Directive:
Write out the full set of records below exactly.

======== Working data ========

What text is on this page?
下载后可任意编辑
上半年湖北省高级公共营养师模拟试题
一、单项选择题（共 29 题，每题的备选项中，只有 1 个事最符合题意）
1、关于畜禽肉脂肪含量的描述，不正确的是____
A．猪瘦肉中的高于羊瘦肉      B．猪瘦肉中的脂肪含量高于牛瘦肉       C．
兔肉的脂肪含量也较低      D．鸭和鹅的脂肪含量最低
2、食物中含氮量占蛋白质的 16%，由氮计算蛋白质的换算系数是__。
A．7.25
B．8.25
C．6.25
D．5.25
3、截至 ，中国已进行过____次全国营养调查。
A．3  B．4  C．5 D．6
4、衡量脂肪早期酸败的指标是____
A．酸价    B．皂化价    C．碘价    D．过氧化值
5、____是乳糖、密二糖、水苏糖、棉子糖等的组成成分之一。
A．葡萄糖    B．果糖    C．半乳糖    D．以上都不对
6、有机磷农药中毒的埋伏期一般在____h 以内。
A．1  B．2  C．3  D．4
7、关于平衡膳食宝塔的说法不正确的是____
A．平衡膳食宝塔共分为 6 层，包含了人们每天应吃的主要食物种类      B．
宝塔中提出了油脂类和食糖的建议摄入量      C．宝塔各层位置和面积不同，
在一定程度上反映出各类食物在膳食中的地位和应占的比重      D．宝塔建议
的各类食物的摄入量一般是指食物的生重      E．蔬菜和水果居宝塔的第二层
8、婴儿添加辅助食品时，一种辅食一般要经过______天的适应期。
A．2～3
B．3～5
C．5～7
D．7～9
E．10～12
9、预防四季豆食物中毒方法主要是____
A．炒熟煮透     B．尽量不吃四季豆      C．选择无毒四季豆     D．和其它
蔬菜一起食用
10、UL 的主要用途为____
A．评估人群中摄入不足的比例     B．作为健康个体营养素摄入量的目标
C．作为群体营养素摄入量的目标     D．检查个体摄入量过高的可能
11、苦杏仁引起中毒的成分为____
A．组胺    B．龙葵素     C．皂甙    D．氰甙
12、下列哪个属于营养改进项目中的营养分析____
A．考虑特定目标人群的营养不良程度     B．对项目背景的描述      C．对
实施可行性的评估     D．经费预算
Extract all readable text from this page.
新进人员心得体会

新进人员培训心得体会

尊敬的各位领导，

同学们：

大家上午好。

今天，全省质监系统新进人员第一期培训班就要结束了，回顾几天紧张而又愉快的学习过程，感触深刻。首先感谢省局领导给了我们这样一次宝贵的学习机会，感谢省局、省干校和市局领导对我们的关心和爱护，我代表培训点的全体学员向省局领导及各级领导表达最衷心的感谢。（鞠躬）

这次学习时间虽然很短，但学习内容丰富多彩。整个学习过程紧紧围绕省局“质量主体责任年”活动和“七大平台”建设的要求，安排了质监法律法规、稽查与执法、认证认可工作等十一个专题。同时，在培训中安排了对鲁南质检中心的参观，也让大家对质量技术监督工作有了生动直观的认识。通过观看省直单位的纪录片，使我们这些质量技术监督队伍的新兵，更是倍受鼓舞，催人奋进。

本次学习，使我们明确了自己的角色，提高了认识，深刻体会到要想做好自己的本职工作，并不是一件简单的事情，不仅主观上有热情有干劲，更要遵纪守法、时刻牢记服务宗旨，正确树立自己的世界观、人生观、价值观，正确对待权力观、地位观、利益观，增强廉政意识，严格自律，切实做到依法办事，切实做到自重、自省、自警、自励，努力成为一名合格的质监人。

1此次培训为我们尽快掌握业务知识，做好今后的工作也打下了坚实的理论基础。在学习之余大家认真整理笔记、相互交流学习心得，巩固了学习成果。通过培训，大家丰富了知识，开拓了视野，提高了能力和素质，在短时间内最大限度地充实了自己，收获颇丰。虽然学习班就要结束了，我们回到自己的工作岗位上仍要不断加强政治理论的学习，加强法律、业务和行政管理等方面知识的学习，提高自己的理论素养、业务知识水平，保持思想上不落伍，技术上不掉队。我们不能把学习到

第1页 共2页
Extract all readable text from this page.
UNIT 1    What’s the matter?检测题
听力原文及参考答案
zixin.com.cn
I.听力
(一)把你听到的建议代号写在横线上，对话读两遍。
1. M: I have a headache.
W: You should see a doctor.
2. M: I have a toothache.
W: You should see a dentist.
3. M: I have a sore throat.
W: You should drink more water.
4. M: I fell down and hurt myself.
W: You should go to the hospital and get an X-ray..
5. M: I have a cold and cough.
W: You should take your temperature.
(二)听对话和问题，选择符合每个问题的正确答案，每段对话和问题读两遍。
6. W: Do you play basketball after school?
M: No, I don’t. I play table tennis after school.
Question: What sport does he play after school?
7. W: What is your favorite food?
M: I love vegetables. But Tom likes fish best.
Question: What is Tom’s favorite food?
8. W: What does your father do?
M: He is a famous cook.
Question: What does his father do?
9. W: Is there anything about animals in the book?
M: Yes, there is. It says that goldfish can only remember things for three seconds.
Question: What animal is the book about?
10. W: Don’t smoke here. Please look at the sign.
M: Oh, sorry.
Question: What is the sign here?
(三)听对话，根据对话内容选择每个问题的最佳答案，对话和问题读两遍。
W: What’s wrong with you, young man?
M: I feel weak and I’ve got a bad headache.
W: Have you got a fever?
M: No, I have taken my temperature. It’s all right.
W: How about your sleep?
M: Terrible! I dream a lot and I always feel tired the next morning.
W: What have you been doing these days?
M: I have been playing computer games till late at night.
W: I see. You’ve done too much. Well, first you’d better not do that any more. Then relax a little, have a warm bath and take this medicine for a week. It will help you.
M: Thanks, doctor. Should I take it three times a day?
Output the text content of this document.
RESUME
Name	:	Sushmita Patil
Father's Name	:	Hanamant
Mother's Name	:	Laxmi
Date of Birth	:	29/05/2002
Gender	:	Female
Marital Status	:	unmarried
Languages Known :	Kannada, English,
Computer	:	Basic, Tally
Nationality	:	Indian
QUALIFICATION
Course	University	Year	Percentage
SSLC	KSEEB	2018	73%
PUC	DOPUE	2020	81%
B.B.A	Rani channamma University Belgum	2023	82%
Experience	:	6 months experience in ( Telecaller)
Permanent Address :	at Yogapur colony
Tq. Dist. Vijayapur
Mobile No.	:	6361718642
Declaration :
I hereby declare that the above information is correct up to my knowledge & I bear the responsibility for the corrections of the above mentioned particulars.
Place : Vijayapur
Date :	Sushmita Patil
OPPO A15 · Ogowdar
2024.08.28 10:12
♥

========

Completed exercise:
What text is on this page?
下载后可任意编辑
上半年湖北省高级公共营养师模拟试题
一、单项选择题（共 29 题，每题的备选项中，只有 1 个事最符合题意）
1、关于畜禽肉脂肪含量的描述，不正确的是____
A．猪瘦肉中的高于羊瘦肉      B．猪瘦肉中的脂肪含量高于牛瘦肉       C．
兔肉的脂肪含量也较低      D．鸭和鹅的脂肪含量最低
2、食物中含氮量占蛋白质的 16%，由氮计算蛋白质的换算系数是__。
A．7.25
B．8.25
C．6.25
D．5.25
3、截至 ，中国已进行过____次全国营养调查。
A．3  B．4  C．5 D．6
4、衡量脂肪早期酸败的指标是____
A．酸价    B．皂化价    C．碘价    D．过氧化值
5、____是乳糖、密二糖、水苏糖、棉子糖等的组成成分之一。
A．葡萄糖    B．果糖    C．半乳糖    D．以上都不对
6、有机磷农药中毒的埋伏期一般在____h 以内。
A．1  B．2  C．3  D．4
7、关于平衡膳食宝塔的说法不正确的是____
A．平衡膳食宝塔共分为 6 层，包含了人们每天应吃的主要食物种类      B．
宝塔中提出了油脂类和食糖的建议摄入量      C．宝塔各层位置和面积不同，
在一定程度上反映出各类食物在膳食中的地位和应占的比重      D．宝塔建议
的各类食物的摄入量一般是指食物的生重      E．蔬菜和水果居宝塔的第二层
8、婴儿添加辅助食品时，一种辅食一般要经过______天的适应期。
A．2～3
B．3～5
C．5～7
D．7～9
E．10～12
9、预防四季豆食物中毒方法主要是____
A．炒熟煮透     B．尽量不吃四季豆      C．选择无毒四季豆     D．和其它
蔬菜一起食用
10、UL 的主要用途为____
A．评估人群中摄入不足的比例     B．作为健康个体营养素摄入量的目标
C．作为群体营养素摄入量的目标     D．检查个体摄入量过高的可能
11、苦杏仁引起中毒的成分为____
A．组胺    B．龙葵素     C．皂甙    D．氰甙
12、下列哪个属于营养改进项目中的营养分析____
A．考虑特定目标人群的营养不良程度     B．对项目背景的描述      C．对
实施可行性的评估     D．经费预算
Extract all readable text from this page.
新进人员心得体会

新进人员培训心得体会

尊敬的各位领导，

同学们：

大家上午好。

今天，全省质监系统新进人员第一期培训班就要结束了，回顾几天紧张而又愉快的学习过程，感触深刻。首先感谢省局领导给了我们这样一次宝贵的学习机会，感谢省局、省干校和市局领导对我们的关心和爱护，我代表培训点的全体学员向省局领导及各级领导表达最衷心的感谢。（鞠躬）

这次学习时间虽然很短，但学习内容丰富多彩。整个学习过程紧紧围绕省局“质量主体责任年”活动和“七大平台”建设的要求，安排了质监法律法规、稽查与执法、认证认可工作等十一个专题。同时，在培训中安排了对鲁南质检中心的参观，也让大家对质量技术监督工作有了生动直观的认识。通过观看省直单位的纪录片，使我们这些质量技术监督队伍的新兵，更是倍受鼓舞，催人奋进。

本次学习，使我们明确了自己的角色，提高了认识，深刻体会到要想做好自己的本职工作，并不是一件简单的事情，不仅主观上有热情有干劲，更要遵纪守法、时刻牢记服务宗旨，正确树立自己的世界观、人生观、价值观，正确对待权力观、地位观、利益观，增强廉政意识，严格自律，切实做到依法办事，切实做到自重、自省、自警、自励，努力成为一名合格的质监人。

1此次培训为我们尽快掌握业务知识，做好今后的工作也打下了坚实的理论基础。在学习之余大家认真整理笔记、相互交流学习心得，巩固了学习成果。通过培训，大家丰富了知识，开拓了视野，提高了能力和素质，在短时间内最大限度地充实了自己，收获颇丰。虽然学习班就要结束了，我们回到自己的工作岗位上仍要不断加强政治理论的学习，加强法律、业务和行政管理等方面知识的学习，提高自己的理论素养、业务知识水平，保持思想上不落伍，技术上不掉队。我们不能把学习到

第1页 共2页
Extract all readable text from this page.
UNIT 1    What’s the matter?检测题
听力原文及参考答案
zixin.com.cn
I.听力
(一)把你听到的建议代号写在横线上，对话读两遍。
1. M: I have a headache.
W: You should see a doctor.
2. M: I have a toothache.
W: You should see a dentist.
3. M: I have a sore throat.
W: You should drink more water.
4. M: I fell down and hurt myself.
W: You should go to the hospital and get an X-ray..
5. M: I have a cold and cough.
W: You should take your temperature.
(二)听对话和问题，选择符合每个问题的正确答案，每段对话和问题读两遍。
6. W: Do you play basketball after school?
M: No, I don’t. I play table tennis after school.
Question: What sport does he play after school?
7. W: What is your favorite food?
M: I love vegetables. But Tom likes fish best.
Question: What is Tom’s favorite food?
8. W: What does your father do?
M: He is a famous cook.
Question: What does his father do?
9. W: Is there anything about animals in the book?
M: Yes, there is. It says that goldfish can only remember things for three seconds.
Question: What animal is the book about?
10. W: Don’t smoke here. Please look at the sign.
M: Oh, sorry.
Question: What is the sign here?
(三)听对话，根据对话内容选择每个问题的最佳答案，对话和问题读两遍。
W: What’s wrong with you, young man?
M: I feel weak and I’ve got a bad headache.
W: Have you got a fever?
M: No, I have taken my temperature. It’s all right.
W: How about your sleep?
M: Terrible! I dream a lot and I always feel tired the next morning.
W: What have you been doing these days?
M: I have been playing computer games till late at night.
W: I see. You’ve done too much. Well, first you’d better not do that any more. Then relax a little, have a warm bath and take this medicine for a week. It will help you.
M: Thanks, doctor. Should I take it three times a day?
Output the text content of this document.
RESUME
Name	:	Sushmita Patil
Father's Name	:	Hanamant
Mother's Name	:	Laxmi
Date of Birth	:	29/05/2002
Gender	:	Female
Marital Status	:	unmarried
Languages Known :	Kannada, English,
Computer	:	Basic, Tally
Nationality	:	Indian
QUALIFICATION
Course	University	Year	Percentage
SSLC	KSEEB	2018	73%
PUC	DOPUE	2020	81%
B.B.A	Rani channamma University Belgum	2023	82%
Experience	:	6 months experience in ( Telecaller)
Permanent Address :	at Yogapur colony
Tq. Dist. Vijayapur
Mobile No.	:	6361718642
Declaration :
I hereby declare that the above information is correct up to my knowledge & I bear the responsibility for the corrections of the above mentioned particulars.
Place : Vijayapur
Date :	Sushmita Patil
OPPO A15 · Ogowdar
2024.08.28 10:12
♥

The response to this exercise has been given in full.